> TASK REQUIREMENTS:
Restate the listing below word for word, omitting any images.

Dataset rows about figures
== == ==

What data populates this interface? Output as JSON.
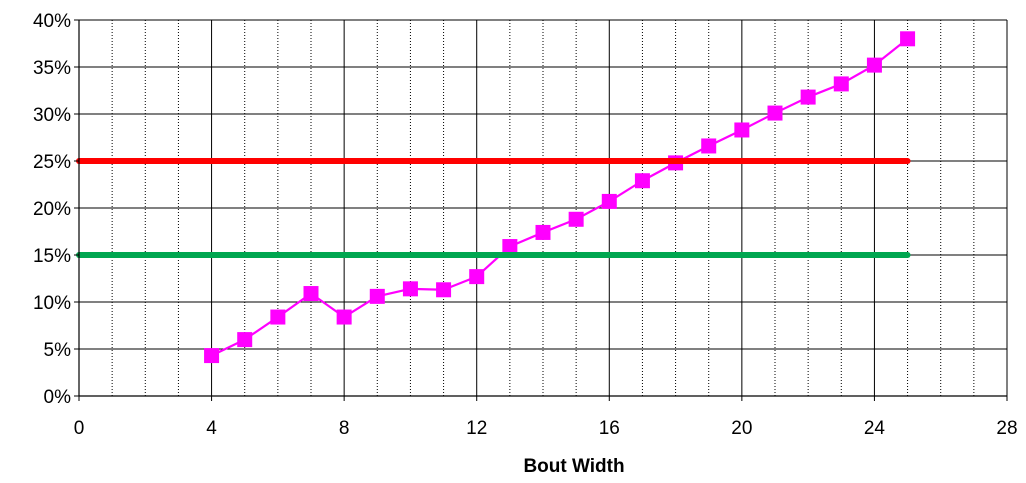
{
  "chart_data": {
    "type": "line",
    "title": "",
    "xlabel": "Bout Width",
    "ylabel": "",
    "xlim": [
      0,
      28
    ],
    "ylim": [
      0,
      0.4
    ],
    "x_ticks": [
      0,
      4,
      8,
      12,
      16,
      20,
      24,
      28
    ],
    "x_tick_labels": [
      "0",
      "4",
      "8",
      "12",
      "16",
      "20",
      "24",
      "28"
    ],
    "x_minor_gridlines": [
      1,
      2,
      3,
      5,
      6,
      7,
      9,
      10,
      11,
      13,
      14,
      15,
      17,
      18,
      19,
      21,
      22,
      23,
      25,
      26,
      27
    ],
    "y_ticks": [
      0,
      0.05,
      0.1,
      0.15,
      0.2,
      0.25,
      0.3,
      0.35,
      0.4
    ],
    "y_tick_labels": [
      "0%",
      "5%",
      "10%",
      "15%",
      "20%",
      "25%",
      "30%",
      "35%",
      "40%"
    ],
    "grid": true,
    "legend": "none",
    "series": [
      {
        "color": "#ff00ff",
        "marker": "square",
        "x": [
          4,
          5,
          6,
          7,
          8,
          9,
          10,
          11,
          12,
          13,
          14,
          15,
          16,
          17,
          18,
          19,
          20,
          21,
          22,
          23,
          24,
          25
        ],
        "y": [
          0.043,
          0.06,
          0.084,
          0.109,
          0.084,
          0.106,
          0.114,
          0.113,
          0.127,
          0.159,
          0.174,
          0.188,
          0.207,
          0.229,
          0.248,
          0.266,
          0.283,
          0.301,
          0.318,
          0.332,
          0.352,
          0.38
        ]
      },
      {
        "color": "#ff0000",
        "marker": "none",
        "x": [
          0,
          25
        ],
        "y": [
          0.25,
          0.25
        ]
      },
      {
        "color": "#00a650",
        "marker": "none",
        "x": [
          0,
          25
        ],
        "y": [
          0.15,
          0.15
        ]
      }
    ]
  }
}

== == ==

> RESULT OF THE EXERCISE:
What data populates this interface? Output as JSON.
{
  "chart_data": {
    "type": "line",
    "title": "",
    "xlabel": "Bout Width",
    "ylabel": "",
    "xlim": [
      0,
      28
    ],
    "ylim": [
      0,
      0.4
    ],
    "x_ticks": [
      0,
      4,
      8,
      12,
      16,
      20,
      24,
      28
    ],
    "x_tick_labels": [
      "0",
      "4",
      "8",
      "12",
      "16",
      "20",
      "24",
      "28"
    ],
    "x_minor_gridlines": [
      1,
      2,
      3,
      5,
      6,
      7,
      9,
      10,
      11,
      13,
      14,
      15,
      17,
      18,
      19,
      21,
      22,
      23,
      25,
      26,
      27
    ],
    "y_ticks": [
      0,
      0.05,
      0.1,
      0.15,
      0.2,
      0.25,
      0.3,
      0.35,
      0.4
    ],
    "y_tick_labels": [
      "0%",
      "5%",
      "10%",
      "15%",
      "20%",
      "25%",
      "30%",
      "35%",
      "40%"
    ],
    "grid": true,
    "legend": "none",
    "series": [
      {
        "color": "#ff00ff",
        "marker": "square",
        "x": [
          4,
          5,
          6,
          7,
          8,
          9,
          10,
          11,
          12,
          13,
          14,
          15,
          16,
          17,
          18,
          19,
          20,
          21,
          22,
          23,
          24,
          25
        ],
        "y": [
          0.043,
          0.06,
          0.084,
          0.109,
          0.084,
          0.106,
          0.114,
          0.113,
          0.127,
          0.159,
          0.174,
          0.188,
          0.207,
          0.229,
          0.248,
          0.266,
          0.283,
          0.301,
          0.318,
          0.332,
          0.352,
          0.38
        ]
      },
      {
        "color": "#ff0000",
        "marker": "none",
        "x": [
          0,
          25
        ],
        "y": [
          0.25,
          0.25
        ]
      },
      {
        "color": "#00a650",
        "marker": "none",
        "x": [
          0,
          25
        ],
        "y": [
          0.15,
          0.15
        ]
      }
    ]
  }
}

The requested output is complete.